_Parts of the exercise_:
[1] In the guide to library databases, rewrite the paragraph that begins "For the most recent papers" as a brief list that keeps its main facts.
[2] Quote the guide to library databases, starting with "Help with using" and going on through "historical materials (HeinOnline)".

_Passage for review_:
Help with using the catalog systems used by the law school and university as well as how to hunt for ebooks. The emphasis is on law materials.

What You Need to Know About Library Databases

The library databases page at https://umkclaw.link/db and is also linked to the law library home page. There are approximately 50 databases or platforms (hosting databases) on that page.

The library has largely, but not entirely, moved from an ownership model to an access model for legal information. These databases move well beyond Bloomberg Law, Lexis, and Westlaw to provide access to:

  • student study aids (Lexis Digital Library and West Academic Study Aids)
  • books on current legal topics in eBook format from some of the best publishers (ProQuest eBooks Central, Elgar Online)
  • PDFs of law reviews and journals since their inception and historical materials (HeinOnline)
  • federal legislative history (Proquest Congressional and Legislative Insight, HeinOnline Serial Set)
  • historical materials (Gale Digital Collections, Early English Books Online, and HeinOnline)
  • interdisciplinary journals (Academic Search Complete, JSTOR, Wiley Online Library)
  • international law (EUR-Lex, International Encyclopedia of Laws, Elgar Online Trade Law Guide, Westlaw China, HeinOnline, and Worldtradelaw.net) (for treaty indexes and full-source text repositories, see the library research guide on the subject)
  • business intelligence (Mergent Online)
  • tax law (Thomson Reuters CheckPoint, VitalLaw Tax).
  • reference (Oxford English Dictionary)
  • Fastcase - database of mostly primary law that will come as part of your future Missouri bar membership

These are just some of the examples the law library provides access to on its databases page.  The Miller Nichols Library and University of Missouri provide an even more comprehensive list here.  To find where hard-to-find journals are located use this link.

For the most recent papers and law review and journal articles of academics, try Google Scholar (scholar.google.com), SSRN, and the Law Commons.  All three sources are open access or free to the user.

_Supplied records_:

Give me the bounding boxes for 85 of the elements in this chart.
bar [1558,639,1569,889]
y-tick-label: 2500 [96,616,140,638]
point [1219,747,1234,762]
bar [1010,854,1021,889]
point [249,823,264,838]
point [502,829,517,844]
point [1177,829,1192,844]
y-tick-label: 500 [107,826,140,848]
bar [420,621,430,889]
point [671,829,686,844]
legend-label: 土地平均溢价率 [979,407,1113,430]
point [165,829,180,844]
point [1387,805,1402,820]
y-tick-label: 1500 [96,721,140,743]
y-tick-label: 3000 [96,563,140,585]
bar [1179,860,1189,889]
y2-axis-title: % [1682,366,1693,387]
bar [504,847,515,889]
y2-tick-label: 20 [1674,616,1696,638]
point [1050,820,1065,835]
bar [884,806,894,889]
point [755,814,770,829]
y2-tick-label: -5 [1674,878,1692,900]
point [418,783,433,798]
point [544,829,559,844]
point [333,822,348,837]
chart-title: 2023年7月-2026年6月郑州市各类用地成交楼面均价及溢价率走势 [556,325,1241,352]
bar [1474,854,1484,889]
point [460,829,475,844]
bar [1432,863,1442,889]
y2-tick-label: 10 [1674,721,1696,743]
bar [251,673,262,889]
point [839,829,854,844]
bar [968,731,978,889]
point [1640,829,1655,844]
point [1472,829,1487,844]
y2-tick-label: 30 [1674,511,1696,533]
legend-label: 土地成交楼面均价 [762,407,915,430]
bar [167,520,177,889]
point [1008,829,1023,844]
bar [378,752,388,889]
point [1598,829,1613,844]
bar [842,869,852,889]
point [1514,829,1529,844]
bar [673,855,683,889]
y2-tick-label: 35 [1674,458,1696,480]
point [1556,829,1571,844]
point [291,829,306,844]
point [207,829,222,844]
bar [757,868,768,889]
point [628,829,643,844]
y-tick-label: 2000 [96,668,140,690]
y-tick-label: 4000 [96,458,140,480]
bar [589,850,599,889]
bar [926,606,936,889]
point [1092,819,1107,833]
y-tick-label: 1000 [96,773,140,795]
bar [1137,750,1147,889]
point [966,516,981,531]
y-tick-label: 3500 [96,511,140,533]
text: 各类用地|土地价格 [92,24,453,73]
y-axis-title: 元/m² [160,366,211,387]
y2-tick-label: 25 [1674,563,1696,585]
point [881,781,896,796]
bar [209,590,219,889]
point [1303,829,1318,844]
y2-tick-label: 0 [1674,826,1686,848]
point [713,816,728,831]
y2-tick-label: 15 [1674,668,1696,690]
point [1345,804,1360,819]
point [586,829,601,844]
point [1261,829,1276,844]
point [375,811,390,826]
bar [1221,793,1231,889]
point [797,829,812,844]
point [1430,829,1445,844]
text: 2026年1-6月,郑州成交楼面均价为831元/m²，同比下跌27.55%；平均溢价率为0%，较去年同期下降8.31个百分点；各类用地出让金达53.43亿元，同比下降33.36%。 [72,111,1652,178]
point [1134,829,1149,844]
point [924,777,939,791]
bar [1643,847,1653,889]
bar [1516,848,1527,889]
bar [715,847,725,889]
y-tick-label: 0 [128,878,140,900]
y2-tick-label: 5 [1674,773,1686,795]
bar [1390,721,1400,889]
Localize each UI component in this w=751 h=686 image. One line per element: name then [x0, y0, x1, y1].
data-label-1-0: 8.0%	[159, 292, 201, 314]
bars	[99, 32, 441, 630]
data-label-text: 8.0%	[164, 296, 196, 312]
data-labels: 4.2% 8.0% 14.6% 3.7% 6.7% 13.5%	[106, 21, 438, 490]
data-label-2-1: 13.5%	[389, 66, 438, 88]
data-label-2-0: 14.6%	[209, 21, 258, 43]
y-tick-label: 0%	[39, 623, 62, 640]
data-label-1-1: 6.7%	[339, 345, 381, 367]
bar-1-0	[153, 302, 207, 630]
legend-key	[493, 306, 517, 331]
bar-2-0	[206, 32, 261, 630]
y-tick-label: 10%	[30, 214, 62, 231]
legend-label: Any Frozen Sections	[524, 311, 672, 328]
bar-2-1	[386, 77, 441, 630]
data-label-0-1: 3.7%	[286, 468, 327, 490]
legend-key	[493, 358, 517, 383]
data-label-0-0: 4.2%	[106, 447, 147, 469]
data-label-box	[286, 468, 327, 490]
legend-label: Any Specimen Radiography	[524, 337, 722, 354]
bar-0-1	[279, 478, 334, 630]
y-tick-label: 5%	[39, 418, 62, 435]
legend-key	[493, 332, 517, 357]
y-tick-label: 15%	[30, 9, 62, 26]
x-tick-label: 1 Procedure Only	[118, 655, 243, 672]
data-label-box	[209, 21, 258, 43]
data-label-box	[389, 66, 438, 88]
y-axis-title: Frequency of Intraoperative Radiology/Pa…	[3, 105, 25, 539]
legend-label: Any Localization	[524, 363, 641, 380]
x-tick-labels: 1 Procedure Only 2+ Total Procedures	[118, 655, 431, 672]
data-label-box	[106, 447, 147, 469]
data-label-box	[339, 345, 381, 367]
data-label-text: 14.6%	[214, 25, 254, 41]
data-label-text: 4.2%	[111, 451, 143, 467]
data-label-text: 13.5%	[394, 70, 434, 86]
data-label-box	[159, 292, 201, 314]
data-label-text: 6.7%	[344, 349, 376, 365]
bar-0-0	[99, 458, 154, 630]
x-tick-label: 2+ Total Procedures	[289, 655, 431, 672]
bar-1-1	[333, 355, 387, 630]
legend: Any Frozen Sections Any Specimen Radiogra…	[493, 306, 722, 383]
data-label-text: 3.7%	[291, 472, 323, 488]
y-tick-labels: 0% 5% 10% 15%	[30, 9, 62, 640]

_Solved problems_:
[1]
- Purpose: finding the most recent papers and law review and journal articles by academics
- Sources to try: Google Scholar (scholar.google.com), SSRN, and the Law Commons
- Cost: all three are open access or free to the user

[2]
Help with using the catalog systems used by the law school and university as well as how to hunt for ebooks. The emphasis is on law materials.

What You Need to Know About Library Databases

The library databases page at https://umkclaw.link/db and is also linked to the law library home page. There are approximately 50 databases or platforms (hosting databases) on that page.

The library has largely, but not entirely, moved from an ownership model to an access model for legal information. These databases move well beyond Bloomberg Law, Lexis, and Westlaw to provide access to:

  • student study aids (Lexis Digital Library and West Academic Study Aids)
  • books on current legal topics in eBook format from some of the best publishers (ProQuest eBooks Central, Elgar Online)
  • PDFs of law reviews and journals since their inception and historical materials (HeinOnline)